• [What you have to do]
Every line below should be repeated exactly.

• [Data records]
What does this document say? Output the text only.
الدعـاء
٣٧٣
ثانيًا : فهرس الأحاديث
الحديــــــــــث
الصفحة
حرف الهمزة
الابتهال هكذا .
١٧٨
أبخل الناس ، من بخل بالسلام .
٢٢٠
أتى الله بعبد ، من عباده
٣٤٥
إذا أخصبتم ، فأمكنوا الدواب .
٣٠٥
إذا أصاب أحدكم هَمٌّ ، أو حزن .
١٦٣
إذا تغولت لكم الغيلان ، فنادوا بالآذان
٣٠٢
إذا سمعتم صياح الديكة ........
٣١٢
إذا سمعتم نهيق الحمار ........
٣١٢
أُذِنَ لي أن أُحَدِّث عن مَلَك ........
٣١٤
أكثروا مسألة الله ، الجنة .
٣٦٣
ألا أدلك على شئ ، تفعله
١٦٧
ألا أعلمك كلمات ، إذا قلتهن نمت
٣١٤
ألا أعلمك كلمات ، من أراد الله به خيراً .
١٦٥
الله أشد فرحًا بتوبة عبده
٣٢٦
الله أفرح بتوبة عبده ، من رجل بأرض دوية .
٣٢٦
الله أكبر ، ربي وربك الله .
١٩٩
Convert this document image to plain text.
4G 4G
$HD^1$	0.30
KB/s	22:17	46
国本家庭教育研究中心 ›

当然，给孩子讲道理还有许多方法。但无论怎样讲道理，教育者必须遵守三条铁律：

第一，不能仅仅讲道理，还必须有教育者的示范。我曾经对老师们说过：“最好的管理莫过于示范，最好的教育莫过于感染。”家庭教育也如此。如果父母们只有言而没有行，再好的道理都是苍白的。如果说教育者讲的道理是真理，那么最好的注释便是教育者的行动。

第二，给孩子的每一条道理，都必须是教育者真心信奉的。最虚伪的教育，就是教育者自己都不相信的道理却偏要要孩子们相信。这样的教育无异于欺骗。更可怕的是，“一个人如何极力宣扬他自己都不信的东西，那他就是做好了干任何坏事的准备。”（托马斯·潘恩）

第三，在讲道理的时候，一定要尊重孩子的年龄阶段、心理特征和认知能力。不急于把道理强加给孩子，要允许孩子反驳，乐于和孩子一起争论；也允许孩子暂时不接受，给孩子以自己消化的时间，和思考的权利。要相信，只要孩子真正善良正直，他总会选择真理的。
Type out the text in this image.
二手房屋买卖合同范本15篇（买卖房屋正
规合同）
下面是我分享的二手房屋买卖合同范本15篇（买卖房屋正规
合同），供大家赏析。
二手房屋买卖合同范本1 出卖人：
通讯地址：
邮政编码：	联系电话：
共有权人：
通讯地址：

• [Solved exercise]
What does this document say? Output the text only.
الدعـاء
٣٧٣
ثانيًا : فهرس الأحاديث
الحديــــــــــث
الصفحة
حرف الهمزة
الابتهال هكذا .
١٧٨
أبخل الناس ، من بخل بالسلام .
٢٢٠
أتى الله بعبد ، من عباده
٣٤٥
إذا أخصبتم ، فأمكنوا الدواب .
٣٠٥
إذا أصاب أحدكم هَمٌّ ، أو حزن .
١٦٣
إذا تغولت لكم الغيلان ، فنادوا بالآذان
٣٠٢
إذا سمعتم صياح الديكة ........
٣١٢
إذا سمعتم نهيق الحمار ........
٣١٢
أُذِنَ لي أن أُحَدِّث عن مَلَك ........
٣١٤
أكثروا مسألة الله ، الجنة .
٣٦٣
ألا أدلك على شئ ، تفعله
١٦٧
ألا أعلمك كلمات ، إذا قلتهن نمت
٣١٤
ألا أعلمك كلمات ، من أراد الله به خيراً .
١٦٥
الله أشد فرحًا بتوبة عبده
٣٢٦
الله أفرح بتوبة عبده ، من رجل بأرض دوية .
٣٢٦
الله أكبر ، ربي وربك الله .
١٩٩
Convert this document image to plain text.
4G 4G
$HD^1$	0.30
KB/s	22:17	46
国本家庭教育研究中心 ›

当然，给孩子讲道理还有许多方法。但无论怎样讲道理，教育者必须遵守三条铁律：

第一，不能仅仅讲道理，还必须有教育者的示范。我曾经对老师们说过：“最好的管理莫过于示范，最好的教育莫过于感染。”家庭教育也如此。如果父母们只有言而没有行，再好的道理都是苍白的。如果说教育者讲的道理是真理，那么最好的注释便是教育者的行动。

第二，给孩子的每一条道理，都必须是教育者真心信奉的。最虚伪的教育，就是教育者自己都不相信的道理却偏要要孩子们相信。这样的教育无异于欺骗。更可怕的是，“一个人如何极力宣扬他自己都不信的东西，那他就是做好了干任何坏事的准备。”（托马斯·潘恩）

第三，在讲道理的时候，一定要尊重孩子的年龄阶段、心理特征和认知能力。不急于把道理强加给孩子，要允许孩子反驳，乐于和孩子一起争论；也允许孩子暂时不接受，给孩子以自己消化的时间，和思考的权利。要相信，只要孩子真正善良正直，他总会选择真理的。
Type out the text in this image.
二手房屋买卖合同范本15篇（买卖房屋正
规合同）
下面是我分享的二手房屋买卖合同范本15篇（买卖房屋正规
合同），供大家赏析。
二手房屋买卖合同范本1 出卖人：
通讯地址：
邮政编码：	联系电话：
共有权人：
通讯地址：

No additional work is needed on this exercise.